TASK PROMPT: Retype the records from the line with "data-point xyxy=(1508,343,1529,365)" to the line with "data-point xyxy=(1392,220,1413,243)", copying those lines exactly.

DATA SECTION:
━━━━━━
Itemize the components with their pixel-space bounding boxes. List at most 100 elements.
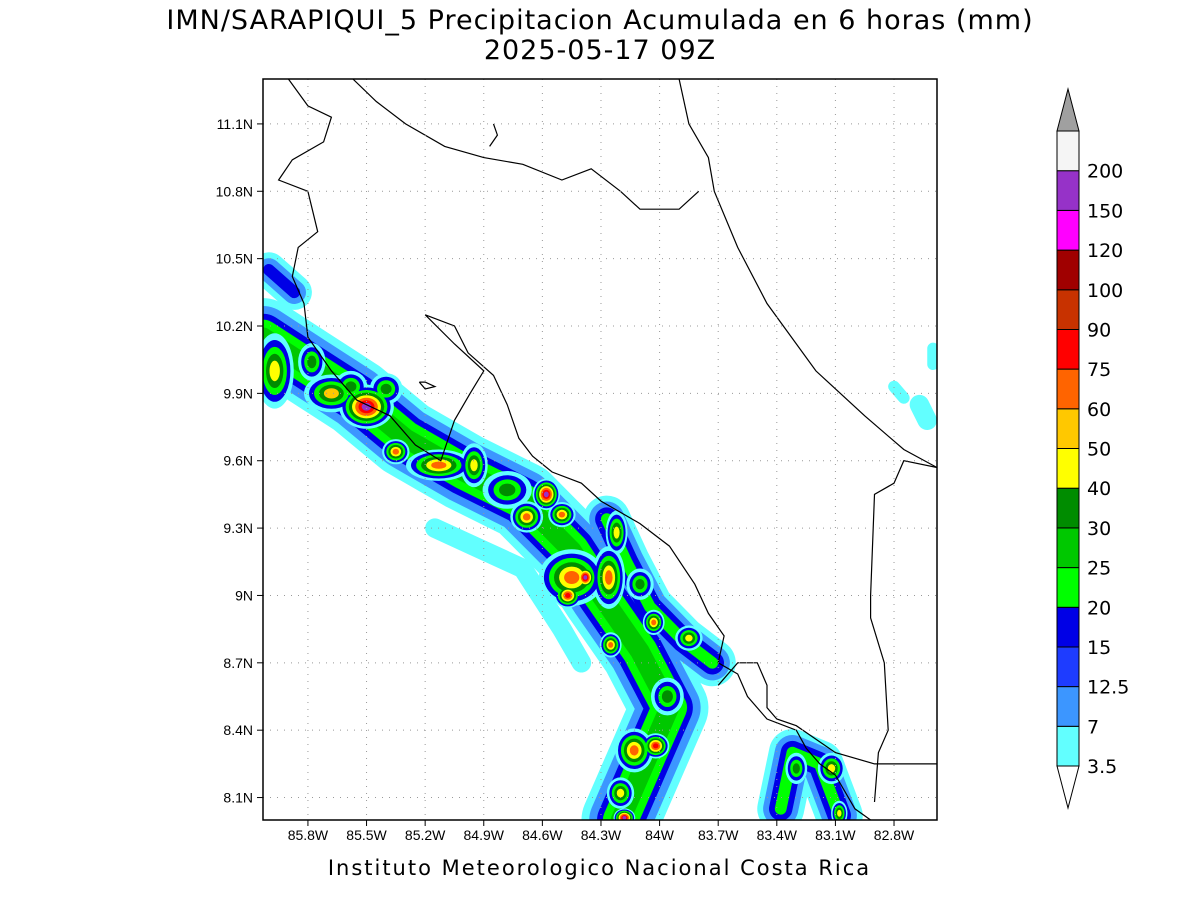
colorbar-swatch [1056,646,1080,688]
colorbar-swatch [1056,448,1080,489]
colorbar-level-label: 100 [1087,280,1123,302]
lat-tick-label: 10.2N [216,318,253,334]
lat-lon-grid [263,79,937,820]
lat-tick-label: 9.9N [223,385,253,401]
precip-core-25 [616,788,625,798]
colorbar-level-label: 12.5 [1087,677,1129,699]
lon-tick-label: 82.8W [874,827,915,843]
precip-core-11 [543,491,549,498]
precip-core-7 [431,461,447,469]
lon-tick-label: 84W [645,827,675,843]
colorbar-swatch [1056,527,1080,569]
lat-tick-label: 9.6N [223,453,253,469]
lat-tick-label: 9N [235,587,253,603]
latitude-axis: 11.1N 10.8N 10.5N 10.2N 9.9N 9.6N 9.3N 9N 8.7N 8.… [216,116,263,806]
colorbar-over-arrow [1056,87,1080,132]
precip-band-4 [425,518,592,673]
precip-core-1 [307,355,317,369]
precip-core-22 [661,690,673,703]
precipitation-field [263,252,937,820]
colorbar-level-label: 60 [1087,399,1111,421]
precip-core-9 [499,483,516,497]
coastline-borders [277,79,937,820]
precip-core-3 [361,402,372,411]
colorbar-legend: 3.5 7 12.5 15 20 25 30 40 50 60 75 90 100 120 150 200 [1056,87,1129,810]
lat-tick-label: 8.7N [223,655,253,671]
colorbar-level-label: 40 [1087,478,1111,500]
lat-tick-label: 9.3N [223,520,253,536]
lon-tick-label: 84.6W [522,827,563,843]
colorbar-swatch [1056,249,1080,291]
precip-core-16 [605,570,613,585]
credit-footer: Instituto Meteorologico Nacional Costa R… [327,856,872,880]
colorbar-level-label: 50 [1087,439,1111,461]
colorbar-under-arrow [1056,765,1080,810]
precip-core-8 [470,459,478,472]
colorbar-swatch [1056,289,1080,330]
colorbar-level-label: 150 [1087,200,1123,222]
colorbar-swatch [1056,686,1080,727]
precip-core-29 [837,809,842,817]
precip-core-10 [522,513,531,521]
coastline-segment-2 [352,79,700,210]
lon-tick-label: 84.3W [581,827,622,843]
coastline-segment-5 [717,662,937,765]
lon-tick-label: 83.1W [815,827,856,843]
lon-tick-label: 85.5W [346,827,387,843]
precip-core-2 [323,388,339,399]
lat-tick-label: 10.5N [216,251,253,267]
precip-core-4 [345,381,357,392]
precip-core-14 [565,593,571,598]
map-frame [262,78,938,821]
colorbar-swatch [1056,567,1080,608]
colorbar-level-label: 200 [1087,161,1123,183]
precip-core-21 [685,634,693,642]
precip-core-15 [583,575,588,580]
coastline-segment-3 [678,79,937,469]
colorbar-level-label: 7 [1087,716,1099,738]
coastline-segment-6 [489,123,499,147]
lon-tick-label: 84.9W [464,827,505,843]
colorbar-level-label: 25 [1087,558,1111,580]
colorbar-swatch [1056,408,1080,449]
colorbar-swatch [1056,487,1080,529]
precip-core-26 [622,816,627,820]
chart-title: IMN/SARAPIQUI_5 Precipitacion Acumulada … [166,5,1034,36]
colorbar-swatch [1056,209,1080,251]
precip-core-28 [827,764,836,773]
coastline-segment-1 [418,381,437,390]
lon-tick-label: 83.4W [757,827,798,843]
precip-core-23 [629,745,639,756]
precip-core-6 [392,448,399,455]
colorbar-swatch [1056,130,1080,172]
lat-tick-label: 10.8N [216,183,253,199]
precip-core-27 [792,763,800,774]
chart-subtitle-datetime: 2025-05-17 09Z [483,35,717,66]
lon-tick-label: 83.7W [698,827,739,843]
colorbar-swatch [1056,725,1080,767]
coastline-segment-0 [277,79,871,820]
colorbar-level-label: 90 [1087,319,1111,341]
precip-core-20 [635,579,645,590]
colorbar-swatch [1056,328,1080,370]
colorbar-level-label: 20 [1087,597,1111,619]
lat-tick-label: 11.1N [217,116,253,132]
colorbar-level-label: 120 [1087,240,1123,262]
lon-tick-label: 85.8W [288,827,329,843]
colorbar-level-label: 75 [1087,359,1111,381]
colorbar-swatch [1056,368,1080,410]
precip-band-5 [909,394,937,431]
colorbar-level-label: 30 [1087,518,1111,540]
precip-core-0 [269,360,280,382]
precip-core-12 [558,511,566,518]
colorbar-swatch [1056,170,1080,211]
precip-core-13 [564,571,580,584]
precip-core-19 [651,619,657,626]
precip-core-24 [653,743,659,749]
lon-tick-label: 85.2W [405,827,446,843]
precip-band-7 [888,380,910,404]
precip-band-18 [774,746,846,820]
precip-core-18 [608,642,614,648]
precip-core-5 [380,383,392,395]
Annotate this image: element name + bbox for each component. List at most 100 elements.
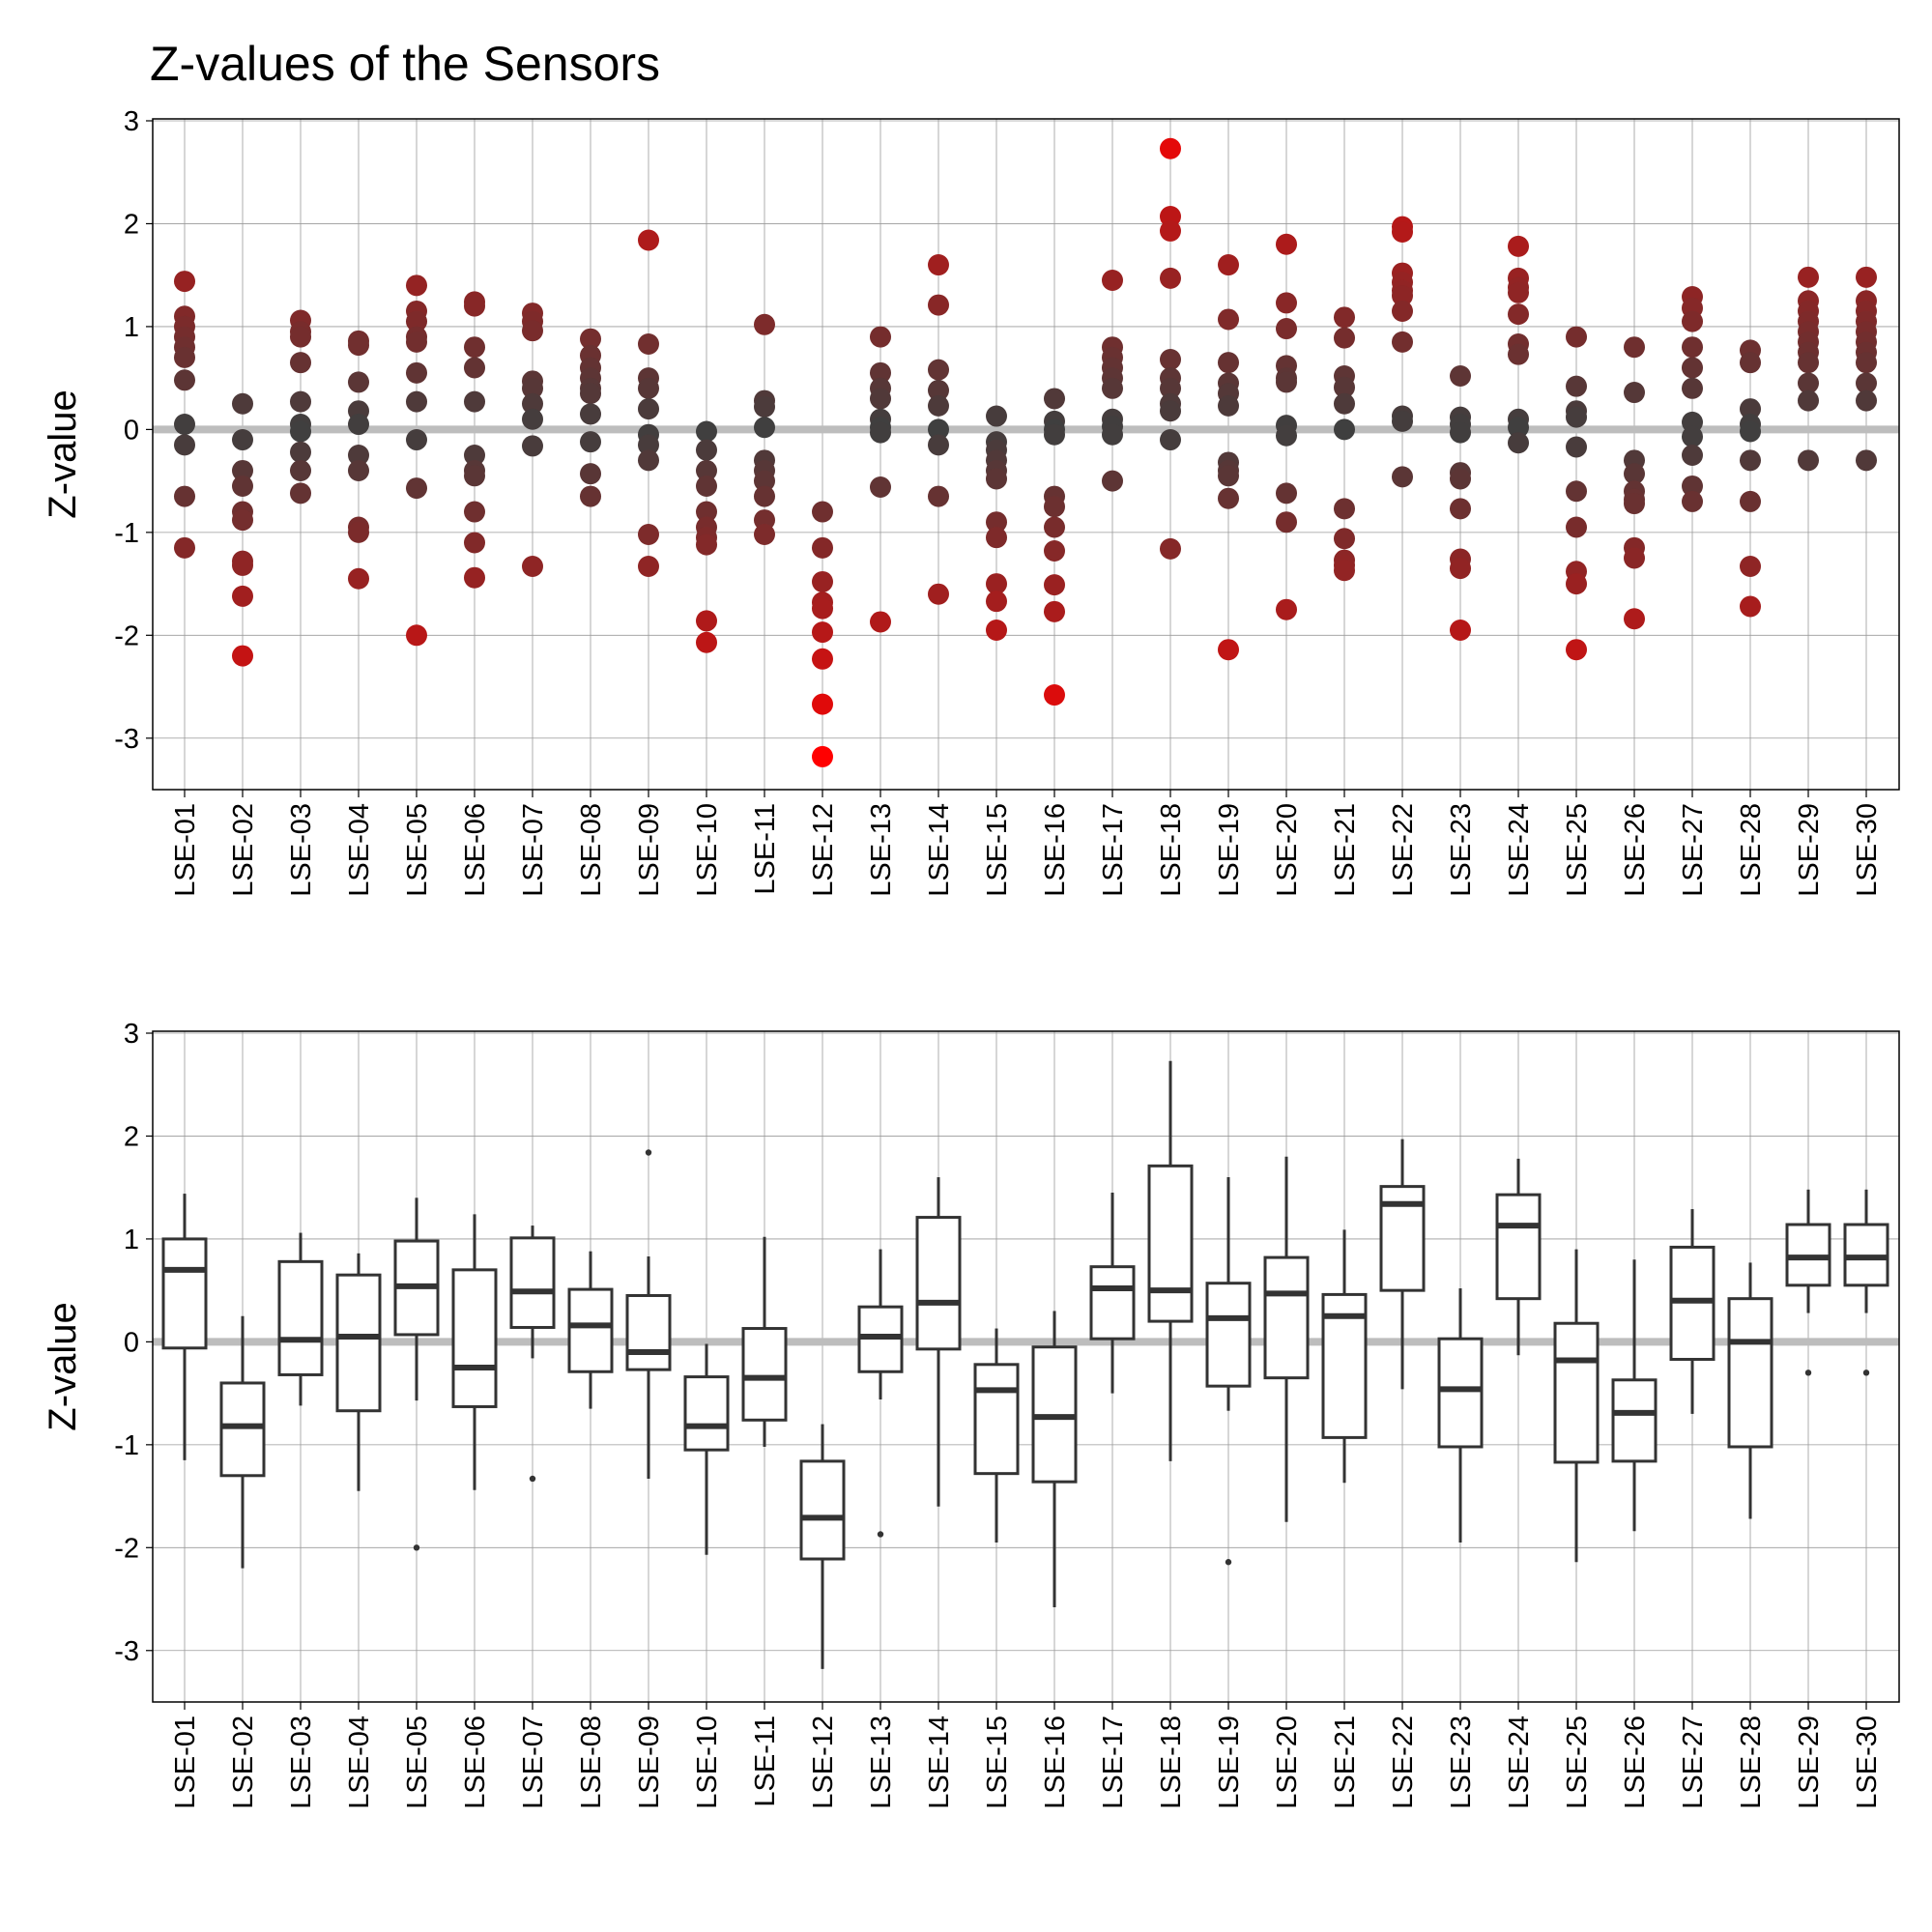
data-point xyxy=(1508,343,1529,365)
data-point xyxy=(406,477,427,500)
x-tick-label: LSE-13 xyxy=(866,1716,897,1809)
data-point xyxy=(1798,449,1819,472)
x-tick-label: LSE-17 xyxy=(1098,803,1129,897)
x-tick-label: LSE-04 xyxy=(344,803,375,897)
data-point xyxy=(1392,220,1413,243)
data-point xyxy=(1798,372,1819,394)
y-tick-label: 1 xyxy=(124,1225,139,1255)
data-point xyxy=(870,611,891,633)
dot-plot-border xyxy=(152,118,1900,791)
x-tick-label: LSE-12 xyxy=(808,803,839,897)
x-tick-label: LSE-01 xyxy=(170,803,201,897)
x-tick-label: LSE-25 xyxy=(1562,803,1593,897)
data-point xyxy=(348,334,369,357)
x-tick-label: LSE-05 xyxy=(402,1716,433,1809)
x-tick-label: LSE-20 xyxy=(1272,803,1303,897)
data-point xyxy=(1566,406,1587,428)
x-tick-label: LSE-17 xyxy=(1098,1716,1129,1809)
data-point xyxy=(812,597,833,620)
box-body xyxy=(915,1216,962,1351)
data-point xyxy=(174,536,195,559)
y-tick-label: -1 xyxy=(114,518,139,549)
data-point xyxy=(696,459,717,481)
y-tick-label: 1 xyxy=(124,312,139,343)
y-tick-label: -2 xyxy=(114,1533,139,1564)
x-tick-label: LSE-08 xyxy=(576,803,607,897)
box-body xyxy=(1205,1282,1252,1388)
box-lse-11 xyxy=(741,1236,788,1447)
data-point xyxy=(1856,389,1877,412)
data-point xyxy=(406,361,427,384)
data-point xyxy=(1740,352,1761,374)
y-tick-label: 3 xyxy=(124,106,139,137)
box-body xyxy=(161,1237,208,1350)
data-point xyxy=(232,554,253,576)
box-lse-19 xyxy=(1205,1177,1252,1566)
x-tick-label: LSE-03 xyxy=(286,803,317,897)
data-point xyxy=(1218,254,1239,276)
data-point xyxy=(1160,429,1181,451)
data-point xyxy=(1102,270,1123,292)
data-point xyxy=(1798,389,1819,412)
data-point xyxy=(522,392,543,415)
data-point xyxy=(638,333,659,356)
data-point xyxy=(1276,482,1297,505)
data-point xyxy=(464,336,485,359)
x-tick-label: LSE-03 xyxy=(286,1716,317,1809)
data-point xyxy=(522,408,543,430)
box-lse-26 xyxy=(1611,1259,1658,1532)
data-point xyxy=(812,745,833,767)
data-point xyxy=(1334,376,1355,398)
box-lse-16 xyxy=(1031,1311,1078,1608)
data-point xyxy=(1276,233,1297,255)
data-point xyxy=(870,476,891,499)
outlier-point xyxy=(413,1544,420,1551)
data-point xyxy=(928,254,949,276)
data-point xyxy=(928,379,949,401)
outlier-point xyxy=(1225,1559,1232,1566)
data-point xyxy=(1044,496,1065,518)
data-point xyxy=(928,359,949,381)
data-point xyxy=(870,361,891,384)
x-tick-label: LSE-11 xyxy=(750,803,781,895)
data-point xyxy=(1392,284,1413,306)
data-point xyxy=(1450,421,1471,444)
data-point xyxy=(754,470,775,492)
x-tick-label: LSE-24 xyxy=(1504,1716,1535,1809)
x-tick-label: LSE-02 xyxy=(228,803,259,897)
data-point xyxy=(1566,480,1587,503)
x-tick-label: LSE-20 xyxy=(1272,1716,1303,1809)
data-point xyxy=(1392,331,1413,353)
x-tick-label: LSE-10 xyxy=(692,1716,723,1809)
data-point xyxy=(1044,684,1065,706)
x-tick-label: LSE-05 xyxy=(402,803,433,897)
box-body xyxy=(277,1259,324,1376)
data-point xyxy=(1682,425,1703,447)
data-point xyxy=(1856,372,1877,394)
x-tick-label: LSE-15 xyxy=(982,803,1013,897)
data-point xyxy=(1160,219,1181,242)
data-point xyxy=(1218,394,1239,417)
data-point xyxy=(1218,465,1239,487)
data-point xyxy=(1334,306,1355,329)
box-body xyxy=(335,1273,382,1413)
data-point xyxy=(232,392,253,415)
x-tick-label: LSE-13 xyxy=(866,803,897,897)
box-lse-01 xyxy=(161,1194,208,1460)
data-point xyxy=(174,414,195,436)
data-point xyxy=(1740,490,1761,512)
x-tick-label: LSE-19 xyxy=(1214,1716,1245,1809)
data-point xyxy=(1682,475,1703,497)
data-point xyxy=(1624,608,1645,630)
data-point xyxy=(1682,357,1703,379)
box-body xyxy=(1727,1297,1773,1449)
data-point xyxy=(348,371,369,393)
x-tick-label: LSE-16 xyxy=(1040,1716,1071,1809)
x-tick-label: LSE-08 xyxy=(576,1716,607,1809)
outlier-point xyxy=(645,1149,652,1156)
data-point xyxy=(290,390,311,413)
data-point xyxy=(1102,470,1123,492)
data-point xyxy=(580,463,601,485)
data-point xyxy=(986,468,1007,490)
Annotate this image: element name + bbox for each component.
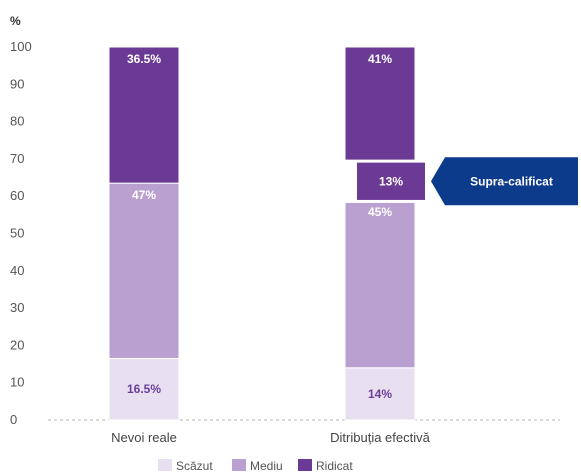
━━━━━━
ANSWER FOR THE TASK:
data-point xyxy=(1508,343,1529,365)
data-point xyxy=(406,477,427,500)
x-tick-label: LSE-13 xyxy=(866,1716,897,1809)
data-point xyxy=(1798,449,1819,472)
x-tick-label: LSE-17 xyxy=(1098,803,1129,897)
x-tick-label: LSE-04 xyxy=(344,803,375,897)
data-point xyxy=(1392,220,1413,243)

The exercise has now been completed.